[Required task]
Omit the images, then print each record below exactly as it reads.

[Recorded data]

--------------------

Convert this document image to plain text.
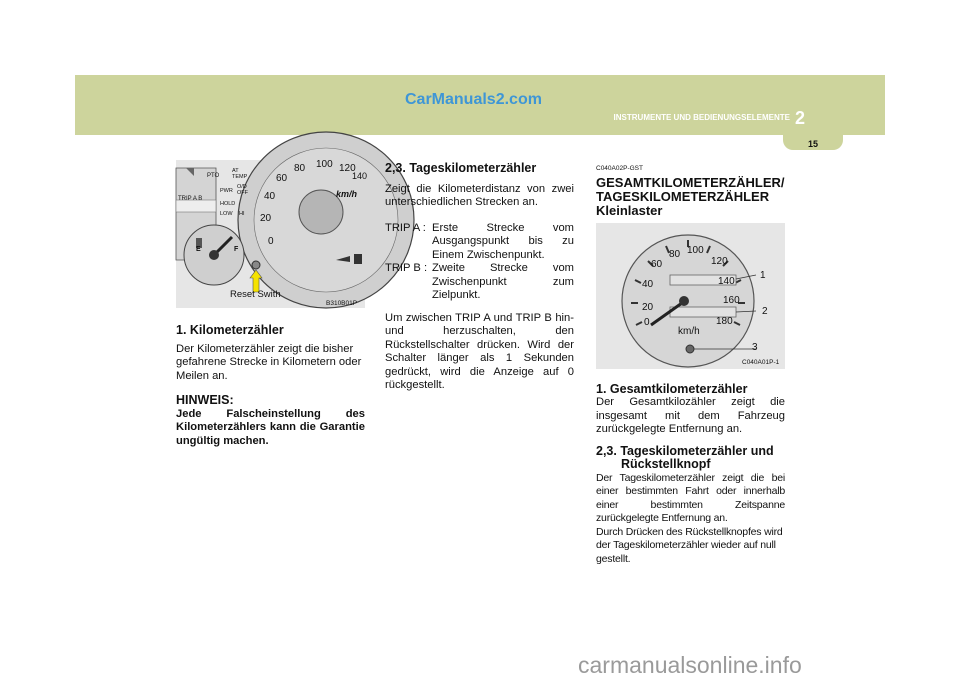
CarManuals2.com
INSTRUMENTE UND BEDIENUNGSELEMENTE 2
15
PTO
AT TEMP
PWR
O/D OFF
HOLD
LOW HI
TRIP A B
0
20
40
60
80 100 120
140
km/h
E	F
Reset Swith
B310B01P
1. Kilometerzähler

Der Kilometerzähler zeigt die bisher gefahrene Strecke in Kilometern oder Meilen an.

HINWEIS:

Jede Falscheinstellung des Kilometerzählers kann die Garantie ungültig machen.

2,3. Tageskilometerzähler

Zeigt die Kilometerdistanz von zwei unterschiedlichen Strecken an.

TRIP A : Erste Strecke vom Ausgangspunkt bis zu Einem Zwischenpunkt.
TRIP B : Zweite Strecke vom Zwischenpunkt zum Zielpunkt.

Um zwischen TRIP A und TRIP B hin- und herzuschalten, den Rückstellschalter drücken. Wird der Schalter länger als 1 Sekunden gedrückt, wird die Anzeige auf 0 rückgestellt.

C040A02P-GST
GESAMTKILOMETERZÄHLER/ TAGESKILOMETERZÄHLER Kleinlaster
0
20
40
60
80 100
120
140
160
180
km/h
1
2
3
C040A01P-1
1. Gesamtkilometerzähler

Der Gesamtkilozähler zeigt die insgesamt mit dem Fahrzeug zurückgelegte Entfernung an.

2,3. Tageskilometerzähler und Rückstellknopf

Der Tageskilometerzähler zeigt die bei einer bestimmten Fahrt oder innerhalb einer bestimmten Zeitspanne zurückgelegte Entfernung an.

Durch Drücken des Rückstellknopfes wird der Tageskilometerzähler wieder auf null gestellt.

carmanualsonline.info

--------------------

[Problem solution]
Convert this document image to plain text.
CarManuals2.com
INSTRUMENTE UND BEDIENUNGSELEMENTE 2
15
PTO
AT TEMP
PWR
O/D OFF
HOLD
LOW HI
TRIP A B
0
20
40
60
80 100 120
140
km/h
E	F
Reset Swith
B310B01P
1. Kilometerzähler

Der Kilometerzähler zeigt die bisher gefahrene Strecke in Kilometern oder Meilen an.

HINWEIS:

Jede Falscheinstellung des Kilometerzählers kann die Garantie ungültig machen.

2,3. Tageskilometerzähler

Zeigt die Kilometerdistanz von zwei unterschiedlichen Strecken an.

TRIP A : Erste Strecke vom Ausgangspunkt bis zu Einem Zwischenpunkt.
TRIP B : Zweite Strecke vom Zwischenpunkt zum Zielpunkt.

Um zwischen TRIP A und TRIP B hin- und herzuschalten, den Rückstellschalter drücken. Wird der Schalter länger als 1 Sekunden gedrückt, wird die Anzeige auf 0 rückgestellt.

C040A02P-GST
GESAMTKILOMETERZÄHLER/ TAGESKILOMETERZÄHLER Kleinlaster
0
20
40
60
80 100
120
140
160
180
km/h
1
2
3
C040A01P-1
1. Gesamtkilometerzähler

Der Gesamtkilozähler zeigt die insgesamt mit dem Fahrzeug zurückgelegte Entfernung an.

2,3. Tageskilometerzähler und Rückstellknopf

Der Tageskilometerzähler zeigt die bei einer bestimmten Fahrt oder innerhalb einer bestimmten Zeitspanne zurückgelegte Entfernung an.

Durch Drücken des Rückstellknopfes wird der Tageskilometerzähler wieder auf null gestellt.

carmanualsonline.info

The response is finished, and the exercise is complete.